Set problem: Extract the text of every entry below exactly; leave images out.

------ Supplied entries

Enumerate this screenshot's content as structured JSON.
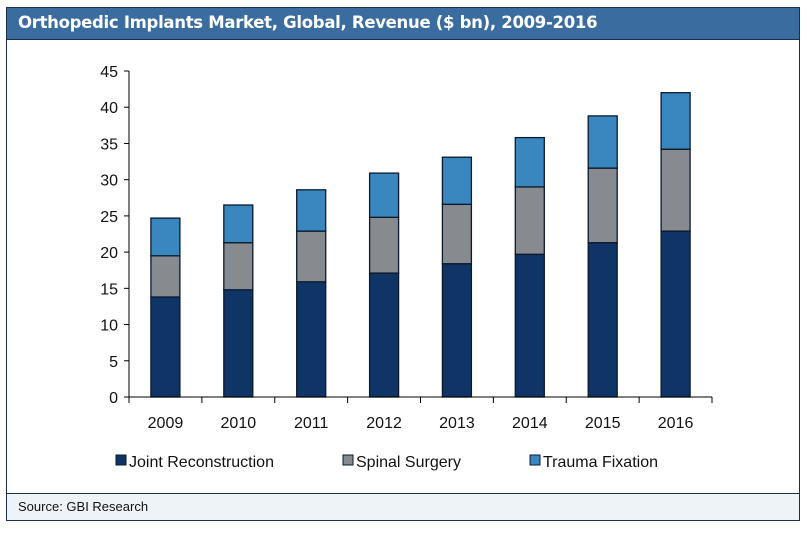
{
  "header": {
    "title": "Orthopedic Implants Market, Global, Revenue ($ bn), 2009-2016"
  },
  "footer": {
    "source": "Source: GBI Research"
  },
  "chart_data": {
    "type": "bar",
    "stacked": true,
    "title": "Orthopedic Implants Market, Global, Revenue ($ bn), 2009-2016",
    "xlabel": "",
    "ylabel": "",
    "categories": [
      "2009",
      "2010",
      "2011",
      "2012",
      "2013",
      "2014",
      "2015",
      "2016"
    ],
    "series": [
      {
        "name": "Joint Reconstruction",
        "color": "#0f3566",
        "values": [
          13.8,
          14.8,
          15.9,
          17.1,
          18.4,
          19.7,
          21.3,
          22.9
        ]
      },
      {
        "name": "Spinal Surgery",
        "color": "#878a8e",
        "values": [
          5.7,
          6.5,
          7.0,
          7.7,
          8.2,
          9.3,
          10.3,
          11.3
        ]
      },
      {
        "name": "Trauma Fixation",
        "color": "#3a87c0",
        "values": [
          5.2,
          5.2,
          5.7,
          6.1,
          6.5,
          6.8,
          7.2,
          7.8
        ]
      }
    ],
    "ylim": [
      0,
      45
    ],
    "yticks": [
      0,
      5,
      10,
      15,
      20,
      25,
      30,
      35,
      40,
      45
    ],
    "grid": false,
    "legend_position": "bottom"
  }
}
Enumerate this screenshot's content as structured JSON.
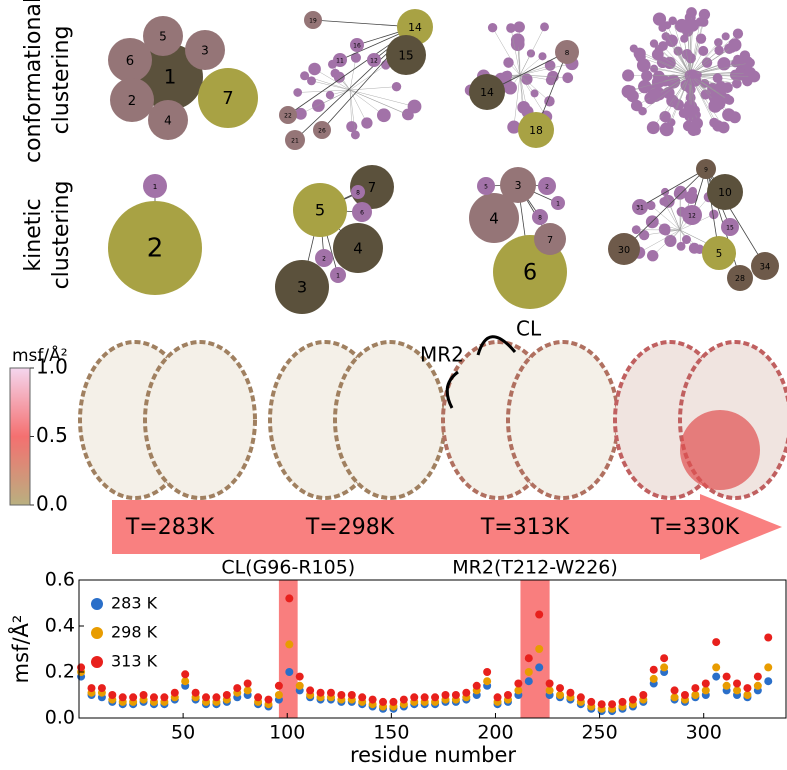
{
  "row_labels": [
    [
      "conformational",
      "clustering"
    ],
    [
      "kinetic",
      "clustering"
    ]
  ],
  "networks": {
    "conformational": [
      [
        "1",
        "5",
        "3",
        "6",
        "2",
        "4",
        "7"
      ],
      [
        "14",
        "15",
        "19",
        "22",
        "21",
        "26",
        "16",
        "11",
        "12"
      ],
      [
        "8",
        "14",
        "18"
      ],
      []
    ],
    "kinetic": [
      [
        "1",
        "2"
      ],
      [
        "5",
        "7",
        "6",
        "8",
        "4",
        "3",
        "2",
        "1"
      ],
      [
        "3",
        "4",
        "6",
        "7",
        "5",
        "2",
        "8",
        "1"
      ],
      [
        "9",
        "10",
        "30",
        "5",
        "34",
        "28",
        "12",
        "15",
        "31"
      ]
    ]
  },
  "colorbar": {
    "label": "msf/Å²",
    "ticks": [
      {
        "value": 1.0,
        "label": "1.0"
      },
      {
        "value": 0.5,
        "label": "0.5"
      },
      {
        "value": 0.0,
        "label": "0.0"
      }
    ]
  },
  "structure_annotations": [
    "MR2",
    "CL"
  ],
  "temperatures": [
    "T=283K",
    "T=298K",
    "T=313K",
    "T=330K"
  ],
  "chart_data": {
    "type": "scatter",
    "xlabel": "residue number",
    "ylabel": "msf/Å²",
    "xlim": [
      0,
      340
    ],
    "ylim": [
      0,
      0.6
    ],
    "xticks": [
      50,
      100,
      150,
      200,
      250,
      300
    ],
    "yticks": [
      {
        "value": 0,
        "label": "0.0"
      },
      {
        "value": 0.2,
        "label": "0.2"
      },
      {
        "value": 0.4,
        "label": "0.4"
      },
      {
        "value": 0.6,
        "label": "0.6"
      }
    ],
    "legend": "upper left",
    "highlights": [
      {
        "label": "CL(G96-R105)",
        "range": [
          96,
          105
        ],
        "color": "#f87070"
      },
      {
        "label": "MR2(T212-W226)",
        "range": [
          212,
          226
        ],
        "color": "#f87070"
      }
    ],
    "x": [
      1,
      6,
      11,
      16,
      21,
      26,
      31,
      36,
      41,
      46,
      51,
      56,
      61,
      66,
      71,
      76,
      81,
      86,
      91,
      96,
      101,
      106,
      111,
      116,
      121,
      126,
      131,
      136,
      141,
      146,
      151,
      156,
      161,
      166,
      171,
      176,
      181,
      186,
      191,
      196,
      201,
      206,
      211,
      216,
      221,
      226,
      231,
      236,
      241,
      246,
      251,
      256,
      261,
      266,
      271,
      276,
      281,
      286,
      291,
      296,
      301,
      306,
      311,
      316,
      321,
      326,
      331
    ],
    "series": [
      {
        "name": "283 K",
        "color": "#2a6fc9",
        "values": [
          0.18,
          0.1,
          0.09,
          0.07,
          0.06,
          0.06,
          0.07,
          0.06,
          0.06,
          0.08,
          0.14,
          0.08,
          0.06,
          0.06,
          0.07,
          0.09,
          0.1,
          0.06,
          0.05,
          0.08,
          0.2,
          0.12,
          0.09,
          0.08,
          0.08,
          0.07,
          0.07,
          0.06,
          0.05,
          0.04,
          0.04,
          0.05,
          0.06,
          0.06,
          0.06,
          0.07,
          0.07,
          0.08,
          0.1,
          0.14,
          0.06,
          0.07,
          0.1,
          0.16,
          0.22,
          0.1,
          0.09,
          0.08,
          0.06,
          0.04,
          0.03,
          0.03,
          0.04,
          0.05,
          0.07,
          0.15,
          0.2,
          0.08,
          0.07,
          0.09,
          0.1,
          0.18,
          0.12,
          0.1,
          0.09,
          0.12,
          0.16
        ]
      },
      {
        "name": "298 K",
        "color": "#e89c00",
        "values": [
          0.2,
          0.11,
          0.11,
          0.08,
          0.07,
          0.07,
          0.08,
          0.07,
          0.07,
          0.09,
          0.16,
          0.09,
          0.07,
          0.07,
          0.08,
          0.11,
          0.12,
          0.07,
          0.06,
          0.1,
          0.32,
          0.14,
          0.1,
          0.09,
          0.09,
          0.08,
          0.08,
          0.07,
          0.06,
          0.05,
          0.05,
          0.06,
          0.07,
          0.07,
          0.07,
          0.08,
          0.08,
          0.09,
          0.12,
          0.16,
          0.07,
          0.08,
          0.12,
          0.2,
          0.3,
          0.12,
          0.1,
          0.09,
          0.07,
          0.05,
          0.04,
          0.04,
          0.05,
          0.06,
          0.08,
          0.17,
          0.22,
          0.09,
          0.08,
          0.1,
          0.12,
          0.22,
          0.14,
          0.12,
          0.1,
          0.14,
          0.22
        ]
      },
      {
        "name": "313 K",
        "color": "#e8201c",
        "values": [
          0.22,
          0.13,
          0.13,
          0.1,
          0.09,
          0.09,
          0.1,
          0.09,
          0.09,
          0.11,
          0.19,
          0.11,
          0.09,
          0.09,
          0.1,
          0.13,
          0.15,
          0.09,
          0.08,
          0.14,
          0.52,
          0.18,
          0.12,
          0.11,
          0.11,
          0.1,
          0.1,
          0.09,
          0.08,
          0.07,
          0.07,
          0.08,
          0.09,
          0.09,
          0.09,
          0.1,
          0.1,
          0.11,
          0.14,
          0.2,
          0.09,
          0.1,
          0.15,
          0.26,
          0.45,
          0.15,
          0.13,
          0.11,
          0.09,
          0.07,
          0.06,
          0.06,
          0.07,
          0.08,
          0.1,
          0.21,
          0.26,
          0.12,
          0.1,
          0.13,
          0.15,
          0.33,
          0.18,
          0.15,
          0.13,
          0.18,
          0.35
        ]
      }
    ]
  }
}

------------

Exercise result:
Enumerate this screenshot's content as structured JSON.
{
  "header": {
    "title": "Orthopedic Implants Market, Global, Revenue ($ bn), 2009-2016"
  },
  "footer": {
    "source": "Source: GBI Research"
  },
  "chart_data": {
    "type": "bar",
    "stacked": true,
    "title": "Orthopedic Implants Market, Global, Revenue ($ bn), 2009-2016",
    "xlabel": "",
    "ylabel": "",
    "categories": [
      "2009",
      "2010",
      "2011",
      "2012",
      "2013",
      "2014",
      "2015",
      "2016"
    ],
    "series": [
      {
        "name": "Joint Reconstruction",
        "color": "#0f3566",
        "values": [
          13.8,
          14.8,
          15.9,
          17.1,
          18.4,
          19.7,
          21.3,
          22.9
        ]
      },
      {
        "name": "Spinal Surgery",
        "color": "#878a8e",
        "values": [
          5.7,
          6.5,
          7.0,
          7.7,
          8.2,
          9.3,
          10.3,
          11.3
        ]
      },
      {
        "name": "Trauma Fixation",
        "color": "#3a87c0",
        "values": [
          5.2,
          5.2,
          5.7,
          6.1,
          6.5,
          6.8,
          7.2,
          7.8
        ]
      }
    ],
    "ylim": [
      0,
      45
    ],
    "yticks": [
      0,
      5,
      10,
      15,
      20,
      25,
      30,
      35,
      40,
      45
    ],
    "grid": false,
    "legend_position": "bottom"
  }
}
Enumerate this screenshot's content as structured JSON.
{
  "row_labels": [
    [
      "conformational",
      "clustering"
    ],
    [
      "kinetic",
      "clustering"
    ]
  ],
  "networks": {
    "conformational": [
      [
        "1",
        "5",
        "3",
        "6",
        "2",
        "4",
        "7"
      ],
      [
        "14",
        "15",
        "19",
        "22",
        "21",
        "26",
        "16",
        "11",
        "12"
      ],
      [
        "8",
        "14",
        "18"
      ],
      []
    ],
    "kinetic": [
      [
        "1",
        "2"
      ],
      [
        "5",
        "7",
        "6",
        "8",
        "4",
        "3",
        "2",
        "1"
      ],
      [
        "3",
        "4",
        "6",
        "7",
        "5",
        "2",
        "8",
        "1"
      ],
      [
        "9",
        "10",
        "30",
        "5",
        "34",
        "28",
        "12",
        "15",
        "31"
      ]
    ]
  },
  "colorbar": {
    "label": "msf/Å²",
    "ticks": [
      {
        "value": 1.0,
        "label": "1.0"
      },
      {
        "value": 0.5,
        "label": "0.5"
      },
      {
        "value": 0.0,
        "label": "0.0"
      }
    ]
  },
  "structure_annotations": [
    "MR2",
    "CL"
  ],
  "temperatures": [
    "T=283K",
    "T=298K",
    "T=313K",
    "T=330K"
  ],
  "chart_data": {
    "type": "scatter",
    "xlabel": "residue number",
    "ylabel": "msf/Å²",
    "xlim": [
      0,
      340
    ],
    "ylim": [
      0,
      0.6
    ],
    "xticks": [
      50,
      100,
      150,
      200,
      250,
      300
    ],
    "yticks": [
      {
        "value": 0,
        "label": "0.0"
      },
      {
        "value": 0.2,
        "label": "0.2"
      },
      {
        "value": 0.4,
        "label": "0.4"
      },
      {
        "value": 0.6,
        "label": "0.6"
      }
    ],
    "legend": "upper left",
    "highlights": [
      {
        "label": "CL(G96-R105)",
        "range": [
          96,
          105
        ],
        "color": "#f87070"
      },
      {
        "label": "MR2(T212-W226)",
        "range": [
          212,
          226
        ],
        "color": "#f87070"
      }
    ],
    "x": [
      1,
      6,
      11,
      16,
      21,
      26,
      31,
      36,
      41,
      46,
      51,
      56,
      61,
      66,
      71,
      76,
      81,
      86,
      91,
      96,
      101,
      106,
      111,
      116,
      121,
      126,
      131,
      136,
      141,
      146,
      151,
      156,
      161,
      166,
      171,
      176,
      181,
      186,
      191,
      196,
      201,
      206,
      211,
      216,
      221,
      226,
      231,
      236,
      241,
      246,
      251,
      256,
      261,
      266,
      271,
      276,
      281,
      286,
      291,
      296,
      301,
      306,
      311,
      316,
      321,
      326,
      331
    ],
    "series": [
      {
        "name": "283 K",
        "color": "#2a6fc9",
        "values": [
          0.18,
          0.1,
          0.09,
          0.07,
          0.06,
          0.06,
          0.07,
          0.06,
          0.06,
          0.08,
          0.14,
          0.08,
          0.06,
          0.06,
          0.07,
          0.09,
          0.1,
          0.06,
          0.05,
          0.08,
          0.2,
          0.12,
          0.09,
          0.08,
          0.08,
          0.07,
          0.07,
          0.06,
          0.05,
          0.04,
          0.04,
          0.05,
          0.06,
          0.06,
          0.06,
          0.07,
          0.07,
          0.08,
          0.1,
          0.14,
          0.06,
          0.07,
          0.1,
          0.16,
          0.22,
          0.1,
          0.09,
          0.08,
          0.06,
          0.04,
          0.03,
          0.03,
          0.04,
          0.05,
          0.07,
          0.15,
          0.2,
          0.08,
          0.07,
          0.09,
          0.1,
          0.18,
          0.12,
          0.1,
          0.09,
          0.12,
          0.16
        ]
      },
      {
        "name": "298 K",
        "color": "#e89c00",
        "values": [
          0.2,
          0.11,
          0.11,
          0.08,
          0.07,
          0.07,
          0.08,
          0.07,
          0.07,
          0.09,
          0.16,
          0.09,
          0.07,
          0.07,
          0.08,
          0.11,
          0.12,
          0.07,
          0.06,
          0.1,
          0.32,
          0.14,
          0.1,
          0.09,
          0.09,
          0.08,
          0.08,
          0.07,
          0.06,
          0.05,
          0.05,
          0.06,
          0.07,
          0.07,
          0.07,
          0.08,
          0.08,
          0.09,
          0.12,
          0.16,
          0.07,
          0.08,
          0.12,
          0.2,
          0.3,
          0.12,
          0.1,
          0.09,
          0.07,
          0.05,
          0.04,
          0.04,
          0.05,
          0.06,
          0.08,
          0.17,
          0.22,
          0.09,
          0.08,
          0.1,
          0.12,
          0.22,
          0.14,
          0.12,
          0.1,
          0.14,
          0.22
        ]
      },
      {
        "name": "313 K",
        "color": "#e8201c",
        "values": [
          0.22,
          0.13,
          0.13,
          0.1,
          0.09,
          0.09,
          0.1,
          0.09,
          0.09,
          0.11,
          0.19,
          0.11,
          0.09,
          0.09,
          0.1,
          0.13,
          0.15,
          0.09,
          0.08,
          0.14,
          0.52,
          0.18,
          0.12,
          0.11,
          0.11,
          0.1,
          0.1,
          0.09,
          0.08,
          0.07,
          0.07,
          0.08,
          0.09,
          0.09,
          0.09,
          0.1,
          0.1,
          0.11,
          0.14,
          0.2,
          0.09,
          0.1,
          0.15,
          0.26,
          0.45,
          0.15,
          0.13,
          0.11,
          0.09,
          0.07,
          0.06,
          0.06,
          0.07,
          0.08,
          0.1,
          0.21,
          0.26,
          0.12,
          0.1,
          0.13,
          0.15,
          0.33,
          0.18,
          0.15,
          0.13,
          0.18,
          0.35
        ]
      }
    ]
  }
}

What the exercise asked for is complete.